▶ [PROVIDED MATERIAL]
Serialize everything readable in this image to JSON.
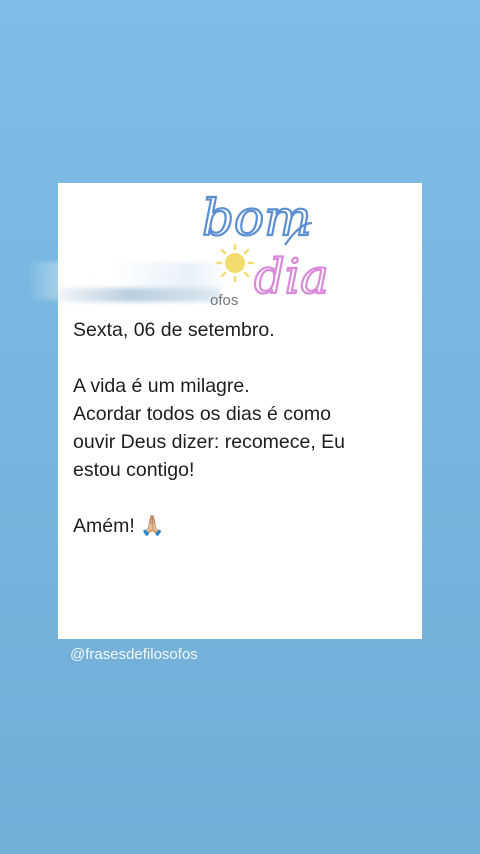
{
  "sticker": {
    "line1": "bom",
    "line2": "dia"
  },
  "post": {
    "username_partial": "ofos",
    "date": "Sexta, 06 de setembro.",
    "line1": "A vida é um milagre.",
    "line2": "Acordar todos os dias é como",
    "line3": "ouvir Deus dizer: recomece, Eu",
    "line4": "estou contigo!",
    "closing": "Amém! 🙏🏼"
  },
  "story": {
    "handle": "@frasesdefilosofos"
  },
  "colors": {
    "background": "#7dbde6",
    "sticker_blue": "#5b8fd0",
    "sticker_pink": "#d98ad8",
    "sun": "#f3dc6b"
  }
}
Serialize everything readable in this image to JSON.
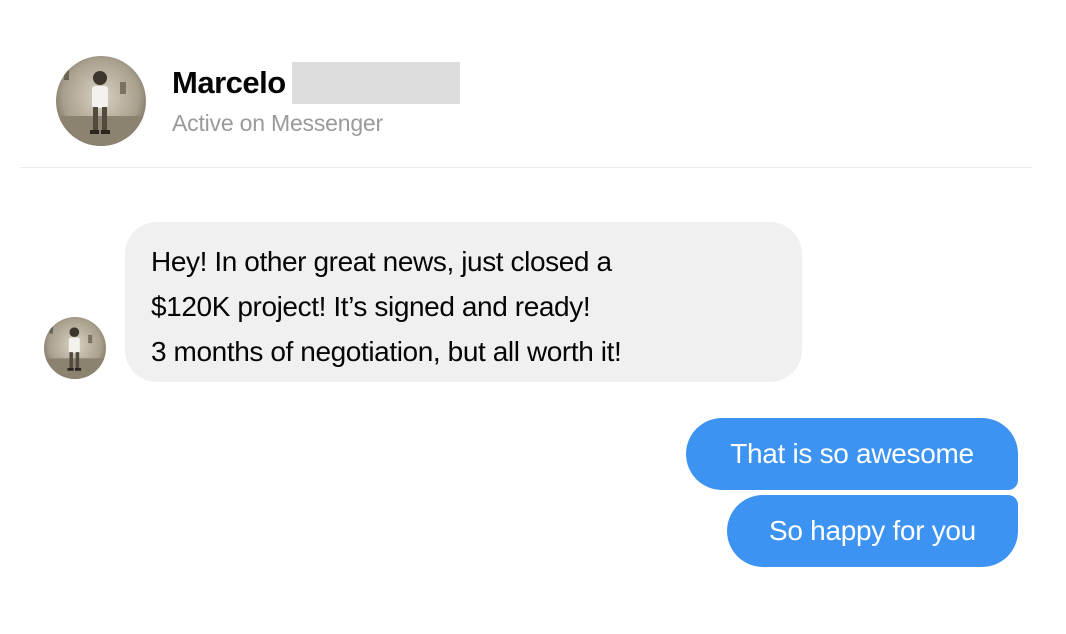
{
  "header": {
    "contact_name": "Marcelo",
    "status": "Active on Messenger"
  },
  "thread": {
    "incoming": {
      "lines": [
        "Hey! In other great news, just closed a",
        "$120K project! It’s signed and ready!",
        "3 months of negotiation, but all worth it!"
      ]
    },
    "outgoing": [
      "That is so awesome",
      "So happy for you"
    ]
  },
  "colors": {
    "outgoing_bubble": "#3d93f2",
    "incoming_bubble": "#f0f0f0",
    "status_text": "#9a9a9a"
  },
  "icons": {
    "header_avatar": "person-photo-avatar",
    "incoming_avatar": "person-photo-avatar"
  }
}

▶ [WHAT YOU SHOULD DO]
From the records given above, copy all lines containing "person".

▶ [RESPONSE FOR THIS EXERCISE]
    "header_avatar": "person-photo-avatar",
    "incoming_avatar": "person-photo-avatar"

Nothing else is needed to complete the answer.